### Provided information:

····················

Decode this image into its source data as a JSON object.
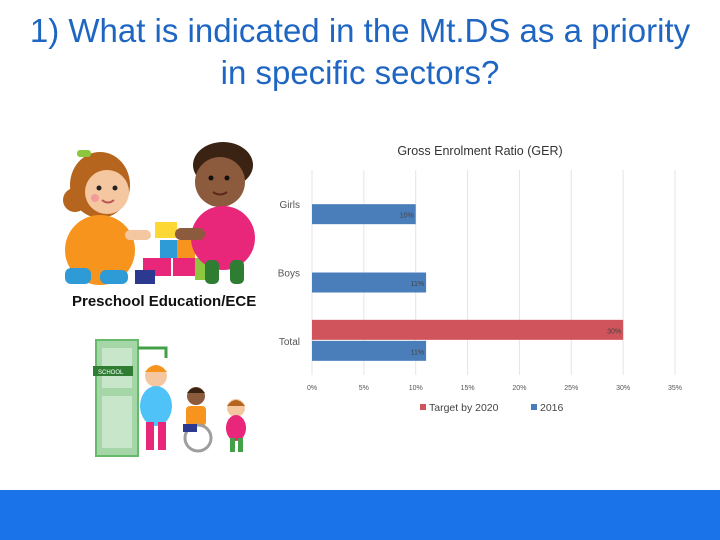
{
  "slide": {
    "title": "1) What is indicated in the Mt.DS as a priority in specific sectors?",
    "caption": "Preschool Education/ECE"
  },
  "colors": {
    "title": "#1f66c2",
    "target_series": "#d0545b",
    "current_series": "#4a7ebb",
    "footer": "#1a73e8"
  },
  "illustrations": {
    "top": "children-playing-with-blocks",
    "bottom": "children-at-school-door",
    "door_sign": "SCHOOL"
  },
  "chart_data": {
    "type": "bar",
    "orientation": "horizontal",
    "title": "Gross Enrolment Ratio (GER)",
    "categories": [
      "Girls",
      "Boys",
      "Total"
    ],
    "series": [
      {
        "name": "Target by 2020",
        "values": [
          null,
          null,
          30
        ],
        "color": "#d0545b"
      },
      {
        "name": "2016",
        "values": [
          10,
          11,
          11
        ],
        "color": "#4a7ebb"
      }
    ],
    "data_labels": [
      {
        "series": 0,
        "category": 2,
        "text": "30%"
      },
      {
        "series": 1,
        "category": 0,
        "text": "10%"
      },
      {
        "series": 1,
        "category": 1,
        "text": "11%"
      },
      {
        "series": 1,
        "category": 2,
        "text": "11%"
      }
    ],
    "xlim": [
      0,
      35
    ],
    "x_ticks": [
      0,
      5,
      10,
      15,
      20,
      25,
      30,
      35
    ],
    "x_tick_format": "%",
    "grid": true,
    "legend_position": "bottom"
  }
}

····················

Repeat the lines above exactly, and keep every picture out.

Decode this image into its source data as a JSON object.
{
  "slide": {
    "title": "1) What is indicated in the Mt.DS as a priority in specific sectors?",
    "caption": "Preschool Education/ECE"
  },
  "colors": {
    "title": "#1f66c2",
    "target_series": "#d0545b",
    "current_series": "#4a7ebb",
    "footer": "#1a73e8"
  },
  "illustrations": {
    "top": "children-playing-with-blocks",
    "bottom": "children-at-school-door",
    "door_sign": "SCHOOL"
  },
  "chart_data": {
    "type": "bar",
    "orientation": "horizontal",
    "title": "Gross Enrolment Ratio (GER)",
    "categories": [
      "Girls",
      "Boys",
      "Total"
    ],
    "series": [
      {
        "name": "Target by 2020",
        "values": [
          null,
          null,
          30
        ],
        "color": "#d0545b"
      },
      {
        "name": "2016",
        "values": [
          10,
          11,
          11
        ],
        "color": "#4a7ebb"
      }
    ],
    "data_labels": [
      {
        "series": 0,
        "category": 2,
        "text": "30%"
      },
      {
        "series": 1,
        "category": 0,
        "text": "10%"
      },
      {
        "series": 1,
        "category": 1,
        "text": "11%"
      },
      {
        "series": 1,
        "category": 2,
        "text": "11%"
      }
    ],
    "xlim": [
      0,
      35
    ],
    "x_ticks": [
      0,
      5,
      10,
      15,
      20,
      25,
      30,
      35
    ],
    "x_tick_format": "%",
    "grid": true,
    "legend_position": "bottom"
  }
}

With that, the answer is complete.